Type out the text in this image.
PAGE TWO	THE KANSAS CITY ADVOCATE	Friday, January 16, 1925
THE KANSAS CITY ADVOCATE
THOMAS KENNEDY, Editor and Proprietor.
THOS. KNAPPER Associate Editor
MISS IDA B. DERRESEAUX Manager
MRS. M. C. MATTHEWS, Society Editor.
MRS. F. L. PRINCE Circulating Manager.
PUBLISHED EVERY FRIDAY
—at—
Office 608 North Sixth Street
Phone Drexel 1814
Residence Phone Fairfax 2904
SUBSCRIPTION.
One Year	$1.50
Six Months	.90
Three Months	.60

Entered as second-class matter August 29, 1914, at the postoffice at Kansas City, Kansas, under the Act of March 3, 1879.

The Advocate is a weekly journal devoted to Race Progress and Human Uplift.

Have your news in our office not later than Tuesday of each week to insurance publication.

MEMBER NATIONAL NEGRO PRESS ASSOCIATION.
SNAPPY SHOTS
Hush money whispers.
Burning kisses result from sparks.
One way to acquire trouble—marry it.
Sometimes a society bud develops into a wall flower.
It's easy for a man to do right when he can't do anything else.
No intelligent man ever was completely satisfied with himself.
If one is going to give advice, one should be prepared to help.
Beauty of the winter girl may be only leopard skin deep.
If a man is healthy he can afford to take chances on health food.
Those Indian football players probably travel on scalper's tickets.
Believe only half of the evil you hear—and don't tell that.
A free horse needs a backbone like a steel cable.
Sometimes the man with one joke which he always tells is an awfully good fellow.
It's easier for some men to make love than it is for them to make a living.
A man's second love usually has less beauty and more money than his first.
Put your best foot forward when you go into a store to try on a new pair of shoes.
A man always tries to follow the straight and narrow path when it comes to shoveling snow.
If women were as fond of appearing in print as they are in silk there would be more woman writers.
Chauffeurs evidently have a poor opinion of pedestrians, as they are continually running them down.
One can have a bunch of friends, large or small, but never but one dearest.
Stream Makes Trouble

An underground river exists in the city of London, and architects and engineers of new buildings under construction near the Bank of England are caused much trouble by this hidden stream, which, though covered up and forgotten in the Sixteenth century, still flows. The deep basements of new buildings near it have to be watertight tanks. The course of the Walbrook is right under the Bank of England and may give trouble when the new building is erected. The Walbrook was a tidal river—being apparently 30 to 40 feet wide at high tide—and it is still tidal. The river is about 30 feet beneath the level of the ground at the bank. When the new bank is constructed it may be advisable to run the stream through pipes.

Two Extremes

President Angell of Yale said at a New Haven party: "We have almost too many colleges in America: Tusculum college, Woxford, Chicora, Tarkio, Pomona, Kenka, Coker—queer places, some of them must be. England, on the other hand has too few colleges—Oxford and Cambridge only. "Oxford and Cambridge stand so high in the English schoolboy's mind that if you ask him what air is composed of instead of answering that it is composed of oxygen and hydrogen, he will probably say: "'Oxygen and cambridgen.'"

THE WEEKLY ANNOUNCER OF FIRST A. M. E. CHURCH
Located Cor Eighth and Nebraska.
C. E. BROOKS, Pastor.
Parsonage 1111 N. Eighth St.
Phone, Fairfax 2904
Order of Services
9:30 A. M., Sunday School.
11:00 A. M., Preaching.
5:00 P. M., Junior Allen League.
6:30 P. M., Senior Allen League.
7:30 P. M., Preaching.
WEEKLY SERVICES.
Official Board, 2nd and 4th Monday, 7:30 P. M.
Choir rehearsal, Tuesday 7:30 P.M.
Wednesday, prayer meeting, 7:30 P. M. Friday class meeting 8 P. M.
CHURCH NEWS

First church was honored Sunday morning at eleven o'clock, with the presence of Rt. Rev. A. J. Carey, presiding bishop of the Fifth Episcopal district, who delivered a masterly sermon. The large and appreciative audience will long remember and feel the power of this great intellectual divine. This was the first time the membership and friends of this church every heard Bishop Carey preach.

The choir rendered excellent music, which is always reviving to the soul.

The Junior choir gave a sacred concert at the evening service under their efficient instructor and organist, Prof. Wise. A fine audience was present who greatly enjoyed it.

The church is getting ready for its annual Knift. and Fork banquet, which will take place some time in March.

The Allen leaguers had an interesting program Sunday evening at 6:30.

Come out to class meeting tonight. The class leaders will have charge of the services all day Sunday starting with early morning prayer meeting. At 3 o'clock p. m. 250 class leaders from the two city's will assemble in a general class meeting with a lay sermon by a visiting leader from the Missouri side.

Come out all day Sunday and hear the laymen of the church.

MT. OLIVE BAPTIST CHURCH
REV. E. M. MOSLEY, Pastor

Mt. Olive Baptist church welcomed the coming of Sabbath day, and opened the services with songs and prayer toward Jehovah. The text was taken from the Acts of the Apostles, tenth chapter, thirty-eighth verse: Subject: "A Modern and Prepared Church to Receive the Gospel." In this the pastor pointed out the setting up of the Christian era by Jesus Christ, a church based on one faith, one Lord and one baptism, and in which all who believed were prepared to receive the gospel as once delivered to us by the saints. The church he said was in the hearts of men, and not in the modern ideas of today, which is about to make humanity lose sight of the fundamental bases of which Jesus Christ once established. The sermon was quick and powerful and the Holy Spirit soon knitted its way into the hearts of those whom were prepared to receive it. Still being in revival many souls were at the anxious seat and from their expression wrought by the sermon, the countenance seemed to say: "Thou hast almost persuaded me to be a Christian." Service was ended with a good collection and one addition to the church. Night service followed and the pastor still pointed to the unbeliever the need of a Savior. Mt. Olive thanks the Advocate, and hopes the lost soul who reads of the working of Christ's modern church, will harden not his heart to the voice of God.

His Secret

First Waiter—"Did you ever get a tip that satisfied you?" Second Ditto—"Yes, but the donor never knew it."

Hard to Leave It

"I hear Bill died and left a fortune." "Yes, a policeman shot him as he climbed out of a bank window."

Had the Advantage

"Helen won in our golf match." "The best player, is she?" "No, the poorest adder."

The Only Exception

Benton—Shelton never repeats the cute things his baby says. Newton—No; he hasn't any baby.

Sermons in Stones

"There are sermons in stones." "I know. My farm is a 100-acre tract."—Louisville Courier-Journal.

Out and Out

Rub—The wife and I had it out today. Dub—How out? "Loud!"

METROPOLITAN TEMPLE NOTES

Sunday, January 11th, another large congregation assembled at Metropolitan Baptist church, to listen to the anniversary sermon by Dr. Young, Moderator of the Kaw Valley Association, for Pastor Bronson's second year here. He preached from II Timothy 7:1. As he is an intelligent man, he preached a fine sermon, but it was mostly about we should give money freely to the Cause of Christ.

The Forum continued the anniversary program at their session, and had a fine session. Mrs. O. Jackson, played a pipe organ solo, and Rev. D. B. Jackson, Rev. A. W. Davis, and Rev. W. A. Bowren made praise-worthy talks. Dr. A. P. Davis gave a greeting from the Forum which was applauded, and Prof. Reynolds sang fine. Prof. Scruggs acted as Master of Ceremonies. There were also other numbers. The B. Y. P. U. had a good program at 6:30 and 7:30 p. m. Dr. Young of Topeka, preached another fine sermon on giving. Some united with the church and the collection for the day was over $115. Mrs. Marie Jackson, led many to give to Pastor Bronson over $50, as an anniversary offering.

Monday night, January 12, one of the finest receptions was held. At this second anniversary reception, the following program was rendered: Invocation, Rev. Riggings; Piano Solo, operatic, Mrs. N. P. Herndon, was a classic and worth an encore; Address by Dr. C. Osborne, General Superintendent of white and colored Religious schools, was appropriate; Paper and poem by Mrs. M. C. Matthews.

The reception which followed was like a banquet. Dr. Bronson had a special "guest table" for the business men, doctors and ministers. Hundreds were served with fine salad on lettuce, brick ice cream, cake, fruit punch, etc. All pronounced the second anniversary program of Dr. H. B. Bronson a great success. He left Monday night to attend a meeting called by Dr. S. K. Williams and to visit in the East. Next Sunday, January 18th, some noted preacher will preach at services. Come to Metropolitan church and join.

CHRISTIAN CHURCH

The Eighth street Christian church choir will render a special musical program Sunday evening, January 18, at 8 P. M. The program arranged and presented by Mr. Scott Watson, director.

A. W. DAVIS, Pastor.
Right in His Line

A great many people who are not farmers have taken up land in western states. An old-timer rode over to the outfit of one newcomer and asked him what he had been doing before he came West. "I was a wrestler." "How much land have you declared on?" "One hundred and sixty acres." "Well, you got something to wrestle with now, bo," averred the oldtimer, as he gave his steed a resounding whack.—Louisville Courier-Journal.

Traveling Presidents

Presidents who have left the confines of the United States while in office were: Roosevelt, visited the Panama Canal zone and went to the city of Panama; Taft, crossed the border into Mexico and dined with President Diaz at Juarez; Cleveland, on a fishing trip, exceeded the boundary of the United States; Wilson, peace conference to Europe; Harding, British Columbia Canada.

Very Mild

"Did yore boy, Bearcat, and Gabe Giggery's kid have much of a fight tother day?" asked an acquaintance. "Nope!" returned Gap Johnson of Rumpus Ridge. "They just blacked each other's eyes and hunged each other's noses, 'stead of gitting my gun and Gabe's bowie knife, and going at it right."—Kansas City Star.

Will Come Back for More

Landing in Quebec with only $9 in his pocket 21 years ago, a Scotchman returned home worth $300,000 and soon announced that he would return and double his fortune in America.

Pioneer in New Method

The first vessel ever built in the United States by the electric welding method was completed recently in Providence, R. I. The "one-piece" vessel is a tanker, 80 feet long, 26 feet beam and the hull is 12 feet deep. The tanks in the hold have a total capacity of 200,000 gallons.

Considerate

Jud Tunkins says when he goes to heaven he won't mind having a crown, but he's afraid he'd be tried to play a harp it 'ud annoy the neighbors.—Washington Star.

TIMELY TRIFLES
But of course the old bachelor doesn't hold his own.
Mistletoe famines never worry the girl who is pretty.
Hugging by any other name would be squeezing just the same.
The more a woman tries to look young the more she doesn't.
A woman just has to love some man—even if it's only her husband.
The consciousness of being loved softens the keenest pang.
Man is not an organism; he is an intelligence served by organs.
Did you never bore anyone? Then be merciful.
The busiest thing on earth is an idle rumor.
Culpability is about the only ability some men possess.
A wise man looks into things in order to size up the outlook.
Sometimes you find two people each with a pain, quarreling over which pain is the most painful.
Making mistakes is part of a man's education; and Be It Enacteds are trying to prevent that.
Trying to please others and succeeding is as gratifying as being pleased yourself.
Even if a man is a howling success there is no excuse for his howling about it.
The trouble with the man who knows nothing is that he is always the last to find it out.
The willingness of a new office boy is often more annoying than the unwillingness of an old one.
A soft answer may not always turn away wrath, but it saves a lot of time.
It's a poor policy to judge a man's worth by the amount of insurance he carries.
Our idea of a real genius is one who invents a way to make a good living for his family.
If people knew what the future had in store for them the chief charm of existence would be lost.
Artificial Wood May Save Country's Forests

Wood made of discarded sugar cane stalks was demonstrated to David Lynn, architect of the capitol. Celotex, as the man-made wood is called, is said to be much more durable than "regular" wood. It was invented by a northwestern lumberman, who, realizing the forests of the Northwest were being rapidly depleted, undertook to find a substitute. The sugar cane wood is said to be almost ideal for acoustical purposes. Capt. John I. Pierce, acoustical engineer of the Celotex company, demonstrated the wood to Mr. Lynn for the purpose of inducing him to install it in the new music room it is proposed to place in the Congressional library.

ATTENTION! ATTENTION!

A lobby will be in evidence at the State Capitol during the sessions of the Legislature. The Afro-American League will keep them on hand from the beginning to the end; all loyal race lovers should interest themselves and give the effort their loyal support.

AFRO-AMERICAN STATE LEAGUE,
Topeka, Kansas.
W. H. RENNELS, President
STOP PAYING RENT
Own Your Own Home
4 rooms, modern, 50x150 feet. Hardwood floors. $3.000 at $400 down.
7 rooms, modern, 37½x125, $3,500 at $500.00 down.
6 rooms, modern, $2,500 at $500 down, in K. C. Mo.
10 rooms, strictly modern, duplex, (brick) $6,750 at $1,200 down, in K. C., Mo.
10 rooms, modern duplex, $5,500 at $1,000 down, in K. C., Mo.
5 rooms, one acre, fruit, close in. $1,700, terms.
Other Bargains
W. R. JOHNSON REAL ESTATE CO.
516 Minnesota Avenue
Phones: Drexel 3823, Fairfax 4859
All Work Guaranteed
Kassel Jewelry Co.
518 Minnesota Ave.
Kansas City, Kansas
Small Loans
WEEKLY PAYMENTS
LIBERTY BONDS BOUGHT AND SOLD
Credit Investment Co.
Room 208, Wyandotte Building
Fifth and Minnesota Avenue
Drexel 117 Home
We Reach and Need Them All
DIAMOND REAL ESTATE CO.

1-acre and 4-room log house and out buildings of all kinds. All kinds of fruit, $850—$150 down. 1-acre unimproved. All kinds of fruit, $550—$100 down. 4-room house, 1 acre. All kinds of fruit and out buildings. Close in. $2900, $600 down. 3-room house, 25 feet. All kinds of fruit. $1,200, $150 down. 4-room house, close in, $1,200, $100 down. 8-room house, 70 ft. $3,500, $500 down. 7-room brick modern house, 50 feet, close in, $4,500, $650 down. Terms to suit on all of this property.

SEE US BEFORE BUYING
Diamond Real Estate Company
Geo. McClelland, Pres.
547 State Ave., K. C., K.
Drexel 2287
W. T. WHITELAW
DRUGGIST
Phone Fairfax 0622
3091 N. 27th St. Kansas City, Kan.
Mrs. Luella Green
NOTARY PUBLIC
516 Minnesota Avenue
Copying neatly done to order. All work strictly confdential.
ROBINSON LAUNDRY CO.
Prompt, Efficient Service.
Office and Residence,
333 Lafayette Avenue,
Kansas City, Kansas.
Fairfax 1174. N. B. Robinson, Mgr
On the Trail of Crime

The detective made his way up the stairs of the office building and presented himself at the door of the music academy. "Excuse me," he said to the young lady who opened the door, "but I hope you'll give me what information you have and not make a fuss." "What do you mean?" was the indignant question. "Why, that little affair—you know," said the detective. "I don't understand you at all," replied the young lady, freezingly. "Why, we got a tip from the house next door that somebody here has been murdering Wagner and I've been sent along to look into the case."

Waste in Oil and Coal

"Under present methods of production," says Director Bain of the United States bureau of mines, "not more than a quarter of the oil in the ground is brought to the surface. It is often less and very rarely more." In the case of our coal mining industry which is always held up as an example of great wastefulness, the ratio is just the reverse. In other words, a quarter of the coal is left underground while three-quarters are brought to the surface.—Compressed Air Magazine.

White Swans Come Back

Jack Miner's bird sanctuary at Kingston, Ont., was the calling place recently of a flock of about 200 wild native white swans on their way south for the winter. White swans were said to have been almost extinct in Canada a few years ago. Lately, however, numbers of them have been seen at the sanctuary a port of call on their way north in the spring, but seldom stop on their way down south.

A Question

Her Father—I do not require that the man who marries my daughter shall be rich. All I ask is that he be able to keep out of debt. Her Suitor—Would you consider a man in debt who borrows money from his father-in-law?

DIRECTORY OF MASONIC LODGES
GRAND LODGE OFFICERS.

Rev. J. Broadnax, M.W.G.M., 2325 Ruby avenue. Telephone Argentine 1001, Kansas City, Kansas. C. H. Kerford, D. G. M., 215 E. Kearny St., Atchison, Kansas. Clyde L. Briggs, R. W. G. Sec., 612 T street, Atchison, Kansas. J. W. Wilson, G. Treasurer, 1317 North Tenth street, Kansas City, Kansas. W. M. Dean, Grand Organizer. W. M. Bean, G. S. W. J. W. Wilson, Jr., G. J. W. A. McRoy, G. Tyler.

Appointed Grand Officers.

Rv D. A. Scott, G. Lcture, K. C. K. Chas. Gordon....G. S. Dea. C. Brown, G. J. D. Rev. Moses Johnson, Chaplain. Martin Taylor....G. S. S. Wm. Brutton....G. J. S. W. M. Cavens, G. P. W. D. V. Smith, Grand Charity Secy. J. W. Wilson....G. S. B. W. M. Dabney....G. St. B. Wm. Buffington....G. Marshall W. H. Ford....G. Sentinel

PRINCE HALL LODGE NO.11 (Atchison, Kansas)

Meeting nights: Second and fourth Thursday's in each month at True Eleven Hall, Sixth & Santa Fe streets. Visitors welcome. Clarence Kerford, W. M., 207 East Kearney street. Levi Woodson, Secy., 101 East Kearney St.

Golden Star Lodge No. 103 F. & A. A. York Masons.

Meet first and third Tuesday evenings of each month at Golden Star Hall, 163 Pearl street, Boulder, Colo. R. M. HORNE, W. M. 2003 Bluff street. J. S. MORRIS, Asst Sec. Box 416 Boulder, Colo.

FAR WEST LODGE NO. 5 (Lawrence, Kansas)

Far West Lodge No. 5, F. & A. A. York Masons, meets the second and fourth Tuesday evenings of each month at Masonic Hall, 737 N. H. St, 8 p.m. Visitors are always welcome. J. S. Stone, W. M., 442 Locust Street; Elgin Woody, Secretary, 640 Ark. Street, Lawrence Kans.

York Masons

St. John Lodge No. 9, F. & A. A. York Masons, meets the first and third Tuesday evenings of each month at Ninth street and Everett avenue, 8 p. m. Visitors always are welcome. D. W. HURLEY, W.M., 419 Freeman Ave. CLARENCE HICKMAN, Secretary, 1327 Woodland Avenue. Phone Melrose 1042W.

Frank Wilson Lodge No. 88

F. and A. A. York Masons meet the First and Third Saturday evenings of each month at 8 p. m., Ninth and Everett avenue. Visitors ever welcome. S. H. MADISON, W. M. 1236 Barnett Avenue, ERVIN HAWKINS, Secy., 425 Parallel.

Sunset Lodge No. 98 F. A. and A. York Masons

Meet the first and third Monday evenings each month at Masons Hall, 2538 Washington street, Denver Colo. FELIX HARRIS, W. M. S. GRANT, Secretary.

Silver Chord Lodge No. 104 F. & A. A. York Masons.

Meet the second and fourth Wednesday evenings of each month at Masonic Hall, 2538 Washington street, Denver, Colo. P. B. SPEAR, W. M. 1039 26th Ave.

■ Task requirements
For the material, find the number of lines holding the word "clock" and give that figure and nothing more.

■ Task output
2